Copy the lines holding the word "Services", all of them.

##### Provided records #####

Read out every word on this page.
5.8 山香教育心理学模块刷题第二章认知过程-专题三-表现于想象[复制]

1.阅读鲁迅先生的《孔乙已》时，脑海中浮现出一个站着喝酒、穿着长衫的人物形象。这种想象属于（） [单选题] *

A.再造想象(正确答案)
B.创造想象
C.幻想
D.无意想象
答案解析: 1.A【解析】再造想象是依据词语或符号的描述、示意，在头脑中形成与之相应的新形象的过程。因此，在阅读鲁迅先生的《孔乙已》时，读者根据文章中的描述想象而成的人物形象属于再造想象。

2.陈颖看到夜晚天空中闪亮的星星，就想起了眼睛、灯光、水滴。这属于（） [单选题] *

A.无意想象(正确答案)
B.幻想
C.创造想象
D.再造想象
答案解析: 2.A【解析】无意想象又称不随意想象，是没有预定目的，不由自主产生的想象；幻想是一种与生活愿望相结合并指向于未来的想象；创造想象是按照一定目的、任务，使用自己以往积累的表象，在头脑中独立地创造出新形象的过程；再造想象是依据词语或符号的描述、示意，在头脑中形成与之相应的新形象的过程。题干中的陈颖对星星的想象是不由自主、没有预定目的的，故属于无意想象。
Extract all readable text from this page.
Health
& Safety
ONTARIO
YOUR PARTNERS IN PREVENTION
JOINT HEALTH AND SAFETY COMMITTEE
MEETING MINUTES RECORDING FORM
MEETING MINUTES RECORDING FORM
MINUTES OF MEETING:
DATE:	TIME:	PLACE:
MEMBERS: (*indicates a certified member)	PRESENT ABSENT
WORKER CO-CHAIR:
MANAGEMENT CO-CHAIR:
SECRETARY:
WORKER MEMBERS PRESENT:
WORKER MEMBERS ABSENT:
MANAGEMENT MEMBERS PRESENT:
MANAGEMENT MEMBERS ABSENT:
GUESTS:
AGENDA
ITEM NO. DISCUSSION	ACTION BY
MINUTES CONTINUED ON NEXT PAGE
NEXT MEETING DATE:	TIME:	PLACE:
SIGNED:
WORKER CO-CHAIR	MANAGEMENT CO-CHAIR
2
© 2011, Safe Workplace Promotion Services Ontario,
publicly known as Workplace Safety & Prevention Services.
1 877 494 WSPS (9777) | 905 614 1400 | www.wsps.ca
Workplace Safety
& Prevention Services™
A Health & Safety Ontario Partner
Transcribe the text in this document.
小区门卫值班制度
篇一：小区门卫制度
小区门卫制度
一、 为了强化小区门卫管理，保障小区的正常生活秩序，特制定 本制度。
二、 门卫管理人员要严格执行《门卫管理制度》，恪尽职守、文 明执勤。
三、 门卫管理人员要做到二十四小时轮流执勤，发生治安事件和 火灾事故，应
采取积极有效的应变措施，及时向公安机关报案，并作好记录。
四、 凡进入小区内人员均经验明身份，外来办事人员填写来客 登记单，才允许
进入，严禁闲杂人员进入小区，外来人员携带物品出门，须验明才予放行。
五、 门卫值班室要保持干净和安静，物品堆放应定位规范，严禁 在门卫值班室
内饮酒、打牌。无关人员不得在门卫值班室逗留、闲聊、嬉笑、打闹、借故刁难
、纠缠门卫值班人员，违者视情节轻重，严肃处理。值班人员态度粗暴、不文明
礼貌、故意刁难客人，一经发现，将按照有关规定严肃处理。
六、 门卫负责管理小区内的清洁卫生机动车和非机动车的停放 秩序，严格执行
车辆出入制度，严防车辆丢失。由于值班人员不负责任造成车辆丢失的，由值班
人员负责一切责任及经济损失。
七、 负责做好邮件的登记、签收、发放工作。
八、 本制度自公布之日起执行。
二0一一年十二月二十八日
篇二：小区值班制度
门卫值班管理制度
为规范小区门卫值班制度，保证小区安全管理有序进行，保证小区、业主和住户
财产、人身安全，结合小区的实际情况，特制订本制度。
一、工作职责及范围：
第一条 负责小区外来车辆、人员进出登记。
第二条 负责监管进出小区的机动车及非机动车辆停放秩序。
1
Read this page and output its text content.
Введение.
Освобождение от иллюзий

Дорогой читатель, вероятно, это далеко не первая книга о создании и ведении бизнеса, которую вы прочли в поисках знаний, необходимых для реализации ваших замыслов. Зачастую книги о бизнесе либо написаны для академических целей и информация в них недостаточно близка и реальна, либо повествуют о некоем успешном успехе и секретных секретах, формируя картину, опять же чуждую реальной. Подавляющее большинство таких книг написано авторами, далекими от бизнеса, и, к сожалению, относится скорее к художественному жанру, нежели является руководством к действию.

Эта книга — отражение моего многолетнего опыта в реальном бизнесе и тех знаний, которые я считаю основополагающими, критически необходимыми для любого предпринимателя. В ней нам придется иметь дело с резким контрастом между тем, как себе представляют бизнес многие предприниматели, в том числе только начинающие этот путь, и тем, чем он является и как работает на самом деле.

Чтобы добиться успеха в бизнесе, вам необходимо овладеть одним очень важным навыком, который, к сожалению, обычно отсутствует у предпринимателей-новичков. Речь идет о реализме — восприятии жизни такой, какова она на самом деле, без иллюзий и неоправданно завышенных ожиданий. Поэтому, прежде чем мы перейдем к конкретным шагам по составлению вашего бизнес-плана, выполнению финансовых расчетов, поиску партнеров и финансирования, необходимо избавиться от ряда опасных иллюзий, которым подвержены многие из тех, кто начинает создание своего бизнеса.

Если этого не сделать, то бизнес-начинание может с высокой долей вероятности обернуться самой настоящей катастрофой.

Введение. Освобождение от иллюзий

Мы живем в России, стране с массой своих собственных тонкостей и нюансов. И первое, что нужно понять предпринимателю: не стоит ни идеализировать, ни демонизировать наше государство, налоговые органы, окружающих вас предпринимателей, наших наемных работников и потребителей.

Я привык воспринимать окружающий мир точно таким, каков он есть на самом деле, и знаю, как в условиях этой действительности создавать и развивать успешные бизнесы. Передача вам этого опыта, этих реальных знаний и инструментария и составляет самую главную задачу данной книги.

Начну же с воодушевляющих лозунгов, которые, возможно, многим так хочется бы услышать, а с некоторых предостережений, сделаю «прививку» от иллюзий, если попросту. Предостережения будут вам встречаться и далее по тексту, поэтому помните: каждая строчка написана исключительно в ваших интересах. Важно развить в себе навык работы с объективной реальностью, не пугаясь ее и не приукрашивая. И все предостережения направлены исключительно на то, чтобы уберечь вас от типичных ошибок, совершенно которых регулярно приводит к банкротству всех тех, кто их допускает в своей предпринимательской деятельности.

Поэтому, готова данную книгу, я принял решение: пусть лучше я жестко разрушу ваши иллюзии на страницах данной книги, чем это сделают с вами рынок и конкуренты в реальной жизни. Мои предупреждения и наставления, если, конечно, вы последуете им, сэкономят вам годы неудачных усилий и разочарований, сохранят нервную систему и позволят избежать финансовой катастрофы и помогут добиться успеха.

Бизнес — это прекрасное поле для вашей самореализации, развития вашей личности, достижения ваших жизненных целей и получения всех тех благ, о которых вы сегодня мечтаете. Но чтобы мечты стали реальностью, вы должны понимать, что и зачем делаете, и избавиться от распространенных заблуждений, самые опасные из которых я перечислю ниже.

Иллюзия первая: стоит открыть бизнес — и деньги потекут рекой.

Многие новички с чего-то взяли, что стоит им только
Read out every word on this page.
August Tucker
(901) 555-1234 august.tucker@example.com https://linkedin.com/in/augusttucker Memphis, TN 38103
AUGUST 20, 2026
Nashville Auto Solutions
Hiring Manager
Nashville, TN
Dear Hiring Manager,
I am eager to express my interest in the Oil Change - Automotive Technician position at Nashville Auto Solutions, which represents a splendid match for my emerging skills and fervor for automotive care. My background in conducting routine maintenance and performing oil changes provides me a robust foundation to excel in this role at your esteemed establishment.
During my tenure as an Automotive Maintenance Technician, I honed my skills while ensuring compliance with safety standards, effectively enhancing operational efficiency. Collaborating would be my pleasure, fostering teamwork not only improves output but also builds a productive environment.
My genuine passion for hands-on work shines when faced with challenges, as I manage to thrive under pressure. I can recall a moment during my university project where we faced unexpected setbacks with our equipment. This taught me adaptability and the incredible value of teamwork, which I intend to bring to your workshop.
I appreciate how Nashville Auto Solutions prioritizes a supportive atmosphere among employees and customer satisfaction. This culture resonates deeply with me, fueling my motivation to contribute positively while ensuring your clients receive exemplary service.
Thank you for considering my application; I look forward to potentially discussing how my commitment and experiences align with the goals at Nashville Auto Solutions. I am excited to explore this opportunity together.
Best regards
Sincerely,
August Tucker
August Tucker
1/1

#####

Worked answer
© 2011, Safe Workplace Promotion Services Ontario,
publicly known as Workplace Safety & Prevention Services.
& Prevention Services™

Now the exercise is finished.